WHAT YOU HAVE TO DO —
Write out the data below exactly as given, without any of its pictures.

TASK INPUTS —
- - - - - - -
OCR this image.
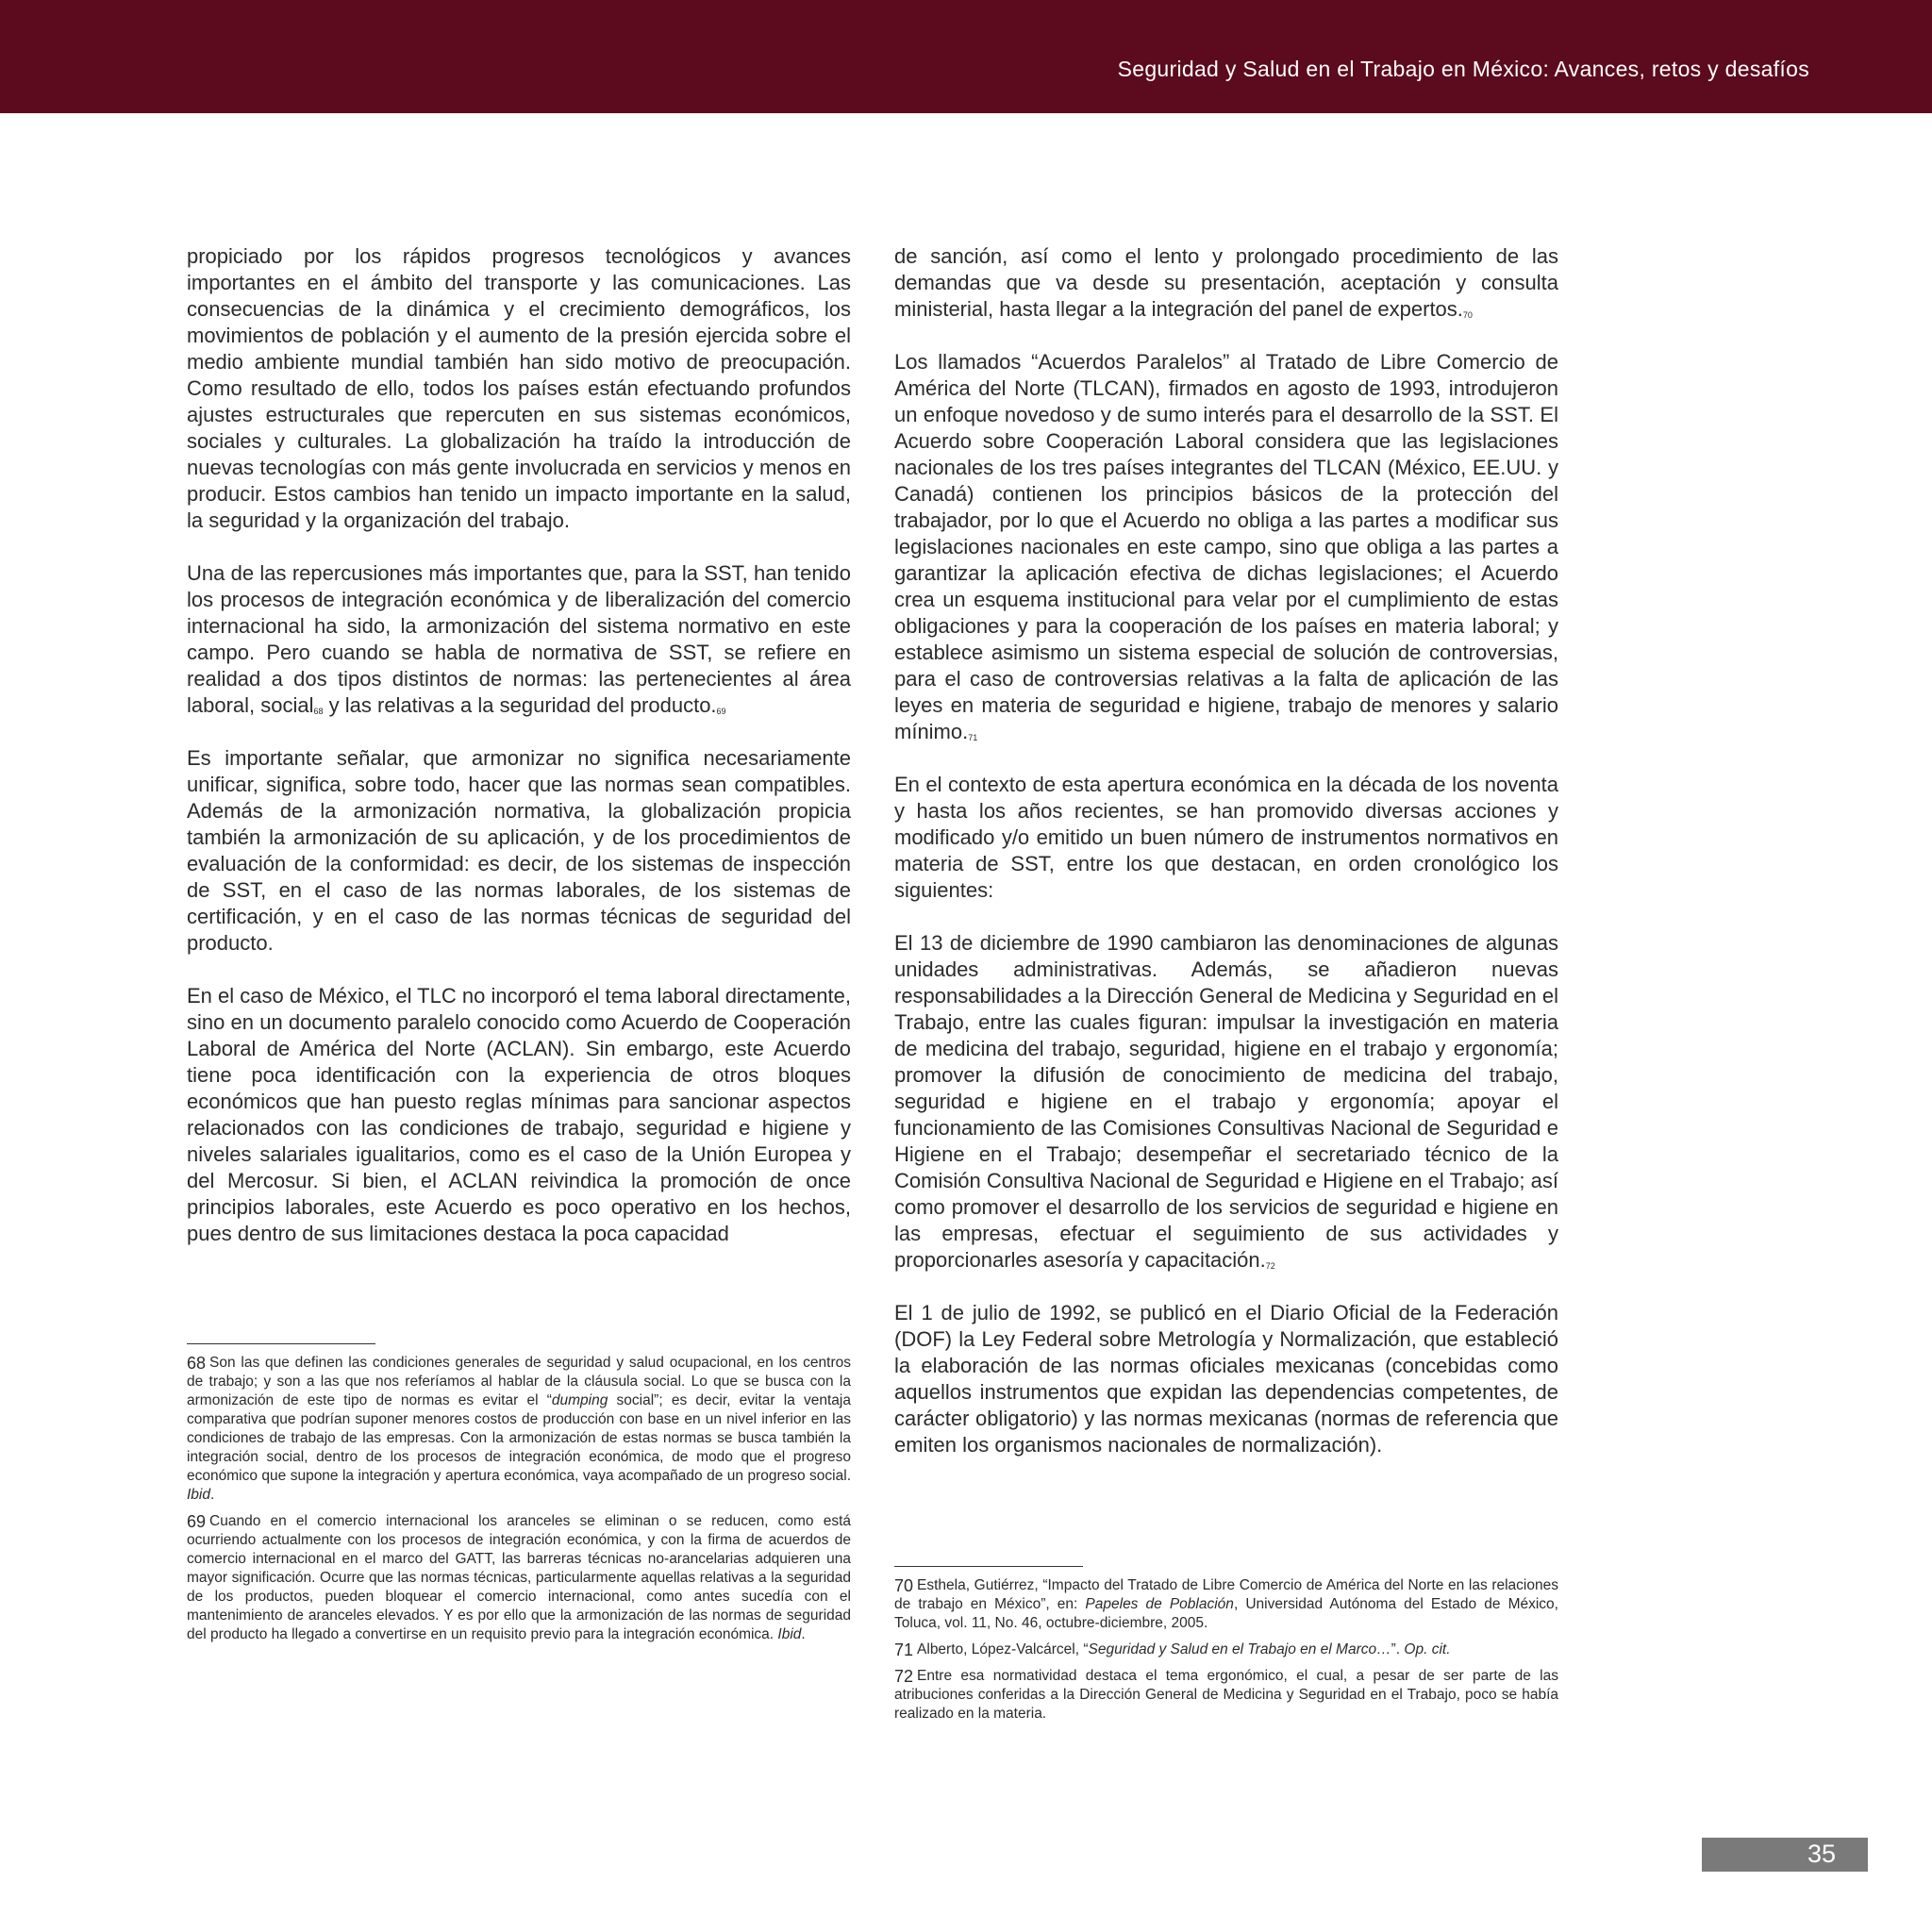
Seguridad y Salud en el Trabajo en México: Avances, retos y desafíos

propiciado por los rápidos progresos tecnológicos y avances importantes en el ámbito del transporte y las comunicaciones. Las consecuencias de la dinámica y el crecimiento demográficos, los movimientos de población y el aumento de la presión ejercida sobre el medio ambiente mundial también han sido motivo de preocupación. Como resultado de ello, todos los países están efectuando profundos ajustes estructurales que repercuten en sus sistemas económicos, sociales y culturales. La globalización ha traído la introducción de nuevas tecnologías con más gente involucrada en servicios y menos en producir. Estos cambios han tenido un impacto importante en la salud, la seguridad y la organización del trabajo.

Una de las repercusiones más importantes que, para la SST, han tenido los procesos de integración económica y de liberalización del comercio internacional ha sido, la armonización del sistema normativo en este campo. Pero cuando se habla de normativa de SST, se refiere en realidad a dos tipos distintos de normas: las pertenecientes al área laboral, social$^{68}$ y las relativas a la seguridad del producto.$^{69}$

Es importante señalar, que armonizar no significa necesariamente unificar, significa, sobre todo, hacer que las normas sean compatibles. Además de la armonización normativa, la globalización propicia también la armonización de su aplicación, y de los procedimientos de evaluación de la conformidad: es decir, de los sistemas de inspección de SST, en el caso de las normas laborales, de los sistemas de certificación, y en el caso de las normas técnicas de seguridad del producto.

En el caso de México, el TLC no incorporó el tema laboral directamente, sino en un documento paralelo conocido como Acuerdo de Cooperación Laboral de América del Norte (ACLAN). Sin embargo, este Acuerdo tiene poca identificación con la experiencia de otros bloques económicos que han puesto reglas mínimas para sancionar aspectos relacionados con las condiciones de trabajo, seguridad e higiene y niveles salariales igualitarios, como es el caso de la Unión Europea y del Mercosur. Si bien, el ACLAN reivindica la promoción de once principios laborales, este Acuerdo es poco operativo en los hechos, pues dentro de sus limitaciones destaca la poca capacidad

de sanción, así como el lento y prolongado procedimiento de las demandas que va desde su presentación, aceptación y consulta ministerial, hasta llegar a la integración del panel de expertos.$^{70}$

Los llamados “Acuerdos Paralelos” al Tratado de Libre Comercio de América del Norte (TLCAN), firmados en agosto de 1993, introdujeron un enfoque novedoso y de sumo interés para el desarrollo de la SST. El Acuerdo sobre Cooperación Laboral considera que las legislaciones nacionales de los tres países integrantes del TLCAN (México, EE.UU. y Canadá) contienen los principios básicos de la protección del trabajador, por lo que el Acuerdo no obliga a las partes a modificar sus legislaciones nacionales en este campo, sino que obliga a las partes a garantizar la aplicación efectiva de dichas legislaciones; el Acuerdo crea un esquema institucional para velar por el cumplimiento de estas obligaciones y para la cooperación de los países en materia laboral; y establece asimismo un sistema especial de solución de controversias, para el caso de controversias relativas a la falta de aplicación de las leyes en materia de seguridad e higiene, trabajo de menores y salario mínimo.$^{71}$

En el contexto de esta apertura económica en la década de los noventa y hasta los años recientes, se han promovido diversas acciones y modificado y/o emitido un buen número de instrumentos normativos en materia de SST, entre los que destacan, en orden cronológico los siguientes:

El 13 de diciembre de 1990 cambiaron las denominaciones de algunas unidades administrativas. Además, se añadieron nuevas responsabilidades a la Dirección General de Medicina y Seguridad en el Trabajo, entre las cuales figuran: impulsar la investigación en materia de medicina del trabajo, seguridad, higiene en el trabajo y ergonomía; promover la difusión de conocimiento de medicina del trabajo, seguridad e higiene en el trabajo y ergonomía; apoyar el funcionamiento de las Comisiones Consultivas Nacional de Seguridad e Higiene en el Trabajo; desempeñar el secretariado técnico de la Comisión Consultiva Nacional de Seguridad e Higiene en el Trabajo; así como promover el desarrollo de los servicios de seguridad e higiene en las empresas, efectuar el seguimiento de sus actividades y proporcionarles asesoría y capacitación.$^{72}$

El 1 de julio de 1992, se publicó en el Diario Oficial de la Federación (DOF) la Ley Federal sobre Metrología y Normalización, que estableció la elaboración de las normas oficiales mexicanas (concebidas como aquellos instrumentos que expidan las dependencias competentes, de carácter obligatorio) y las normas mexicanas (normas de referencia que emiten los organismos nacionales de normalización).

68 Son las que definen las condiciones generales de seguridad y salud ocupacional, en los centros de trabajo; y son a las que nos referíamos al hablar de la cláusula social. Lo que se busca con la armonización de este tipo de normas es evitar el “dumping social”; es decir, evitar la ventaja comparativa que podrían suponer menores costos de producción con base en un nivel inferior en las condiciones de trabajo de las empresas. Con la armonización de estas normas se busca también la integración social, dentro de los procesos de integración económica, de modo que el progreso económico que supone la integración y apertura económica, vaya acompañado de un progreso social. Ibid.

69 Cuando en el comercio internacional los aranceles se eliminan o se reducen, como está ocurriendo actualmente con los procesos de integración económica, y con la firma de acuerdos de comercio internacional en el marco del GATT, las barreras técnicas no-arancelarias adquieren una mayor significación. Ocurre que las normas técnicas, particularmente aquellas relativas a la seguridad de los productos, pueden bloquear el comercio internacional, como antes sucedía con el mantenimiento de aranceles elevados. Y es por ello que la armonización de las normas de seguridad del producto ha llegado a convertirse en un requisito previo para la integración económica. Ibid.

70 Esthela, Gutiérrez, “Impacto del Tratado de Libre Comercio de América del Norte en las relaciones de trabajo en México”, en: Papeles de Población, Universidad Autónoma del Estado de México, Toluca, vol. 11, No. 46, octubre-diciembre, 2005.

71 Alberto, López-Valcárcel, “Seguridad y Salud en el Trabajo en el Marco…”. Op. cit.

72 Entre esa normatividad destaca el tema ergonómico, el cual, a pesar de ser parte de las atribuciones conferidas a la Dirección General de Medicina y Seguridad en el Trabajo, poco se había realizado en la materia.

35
- - - - - - -
EXERCISE ANSWER —
OCR this image.
Seguridad y Salud en el Trabajo en México: Avances, retos y desafíos

propiciado por los rápidos progresos tecnológicos y avances importantes en el ámbito del transporte y las comunicaciones. Las consecuencias de la dinámica y el crecimiento demográficos, los movimientos de población y el aumento de la presión ejercida sobre el medio ambiente mundial también han sido motivo de preocupación. Como resultado de ello, todos los países están efectuando profundos ajustes estructurales que repercuten en sus sistemas económicos, sociales y culturales. La globalización ha traído la introducción de nuevas tecnologías con más gente involucrada en servicios y menos en producir. Estos cambios han tenido un impacto importante en la salud, la seguridad y la organización del trabajo.

Una de las repercusiones más importantes que, para la SST, han tenido los procesos de integración económica y de liberalización del comercio internacional ha sido, la armonización del sistema normativo en este campo. Pero cuando se habla de normativa de SST, se refiere en realidad a dos tipos distintos de normas: las pertenecientes al área laboral, social$^{68}$ y las relativas a la seguridad del producto.$^{69}$

Es importante señalar, que armonizar no significa necesariamente unificar, significa, sobre todo, hacer que las normas sean compatibles. Además de la armonización normativa, la globalización propicia también la armonización de su aplicación, y de los procedimientos de evaluación de la conformidad: es decir, de los sistemas de inspección de SST, en el caso de las normas laborales, de los sistemas de certificación, y en el caso de las normas técnicas de seguridad del producto.

En el caso de México, el TLC no incorporó el tema laboral directamente, sino en un documento paralelo conocido como Acuerdo de Cooperación Laboral de América del Norte (ACLAN). Sin embargo, este Acuerdo tiene poca identificación con la experiencia de otros bloques económicos que han puesto reglas mínimas para sancionar aspectos relacionados con las condiciones de trabajo, seguridad e higiene y niveles salariales igualitarios, como es el caso de la Unión Europea y del Mercosur. Si bien, el ACLAN reivindica la promoción de once principios laborales, este Acuerdo es poco operativo en los hechos, pues dentro de sus limitaciones destaca la poca capacidad

de sanción, así como el lento y prolongado procedimiento de las demandas que va desde su presentación, aceptación y consulta ministerial, hasta llegar a la integración del panel de expertos.$^{70}$

Los llamados “Acuerdos Paralelos” al Tratado de Libre Comercio de América del Norte (TLCAN), firmados en agosto de 1993, introdujeron un enfoque novedoso y de sumo interés para el desarrollo de la SST. El Acuerdo sobre Cooperación Laboral considera que las legislaciones nacionales de los tres países integrantes del TLCAN (México, EE.UU. y Canadá) contienen los principios básicos de la protección del trabajador, por lo que el Acuerdo no obliga a las partes a modificar sus legislaciones nacionales en este campo, sino que obliga a las partes a garantizar la aplicación efectiva de dichas legislaciones; el Acuerdo crea un esquema institucional para velar por el cumplimiento de estas obligaciones y para la cooperación de los países en materia laboral; y establece asimismo un sistema especial de solución de controversias, para el caso de controversias relativas a la falta de aplicación de las leyes en materia de seguridad e higiene, trabajo de menores y salario mínimo.$^{71}$

En el contexto de esta apertura económica en la década de los noventa y hasta los años recientes, se han promovido diversas acciones y modificado y/o emitido un buen número de instrumentos normativos en materia de SST, entre los que destacan, en orden cronológico los siguientes:

El 13 de diciembre de 1990 cambiaron las denominaciones de algunas unidades administrativas. Además, se añadieron nuevas responsabilidades a la Dirección General de Medicina y Seguridad en el Trabajo, entre las cuales figuran: impulsar la investigación en materia de medicina del trabajo, seguridad, higiene en el trabajo y ergonomía; promover la difusión de conocimiento de medicina del trabajo, seguridad e higiene en el trabajo y ergonomía; apoyar el funcionamiento de las Comisiones Consultivas Nacional de Seguridad e Higiene en el Trabajo; desempeñar el secretariado técnico de la Comisión Consultiva Nacional de Seguridad e Higiene en el Trabajo; así como promover el desarrollo de los servicios de seguridad e higiene en las empresas, efectuar el seguimiento de sus actividades y proporcionarles asesoría y capacitación.$^{72}$

El 1 de julio de 1992, se publicó en el Diario Oficial de la Federación (DOF) la Ley Federal sobre Metrología y Normalización, que estableció la elaboración de las normas oficiales mexicanas (concebidas como aquellos instrumentos que expidan las dependencias competentes, de carácter obligatorio) y las normas mexicanas (normas de referencia que emiten los organismos nacionales de normalización).

68 Son las que definen las condiciones generales de seguridad y salud ocupacional, en los centros de trabajo; y son a las que nos referíamos al hablar de la cláusula social. Lo que se busca con la armonización de este tipo de normas es evitar el “dumping social”; es decir, evitar la ventaja comparativa que podrían suponer menores costos de producción con base en un nivel inferior en las condiciones de trabajo de las empresas. Con la armonización de estas normas se busca también la integración social, dentro de los procesos de integración económica, de modo que el progreso económico que supone la integración y apertura económica, vaya acompañado de un progreso social. Ibid.

69 Cuando en el comercio internacional los aranceles se eliminan o se reducen, como está ocurriendo actualmente con los procesos de integración económica, y con la firma de acuerdos de comercio internacional en el marco del GATT, las barreras técnicas no-arancelarias adquieren una mayor significación. Ocurre que las normas técnicas, particularmente aquellas relativas a la seguridad de los productos, pueden bloquear el comercio internacional, como antes sucedía con el mantenimiento de aranceles elevados. Y es por ello que la armonización de las normas de seguridad del producto ha llegado a convertirse en un requisito previo para la integración económica. Ibid.

70 Esthela, Gutiérrez, “Impacto del Tratado de Libre Comercio de América del Norte en las relaciones de trabajo en México”, en: Papeles de Población, Universidad Autónoma del Estado de México, Toluca, vol. 11, No. 46, octubre-diciembre, 2005.

71 Alberto, López-Valcárcel, “Seguridad y Salud en el Trabajo en el Marco…”. Op. cit.

72 Entre esa normatividad destaca el tema ergonómico, el cual, a pesar de ser parte de las atribuciones conferidas a la Dirección General de Medicina y Seguridad en el Trabajo, poco se había realizado en la materia.

35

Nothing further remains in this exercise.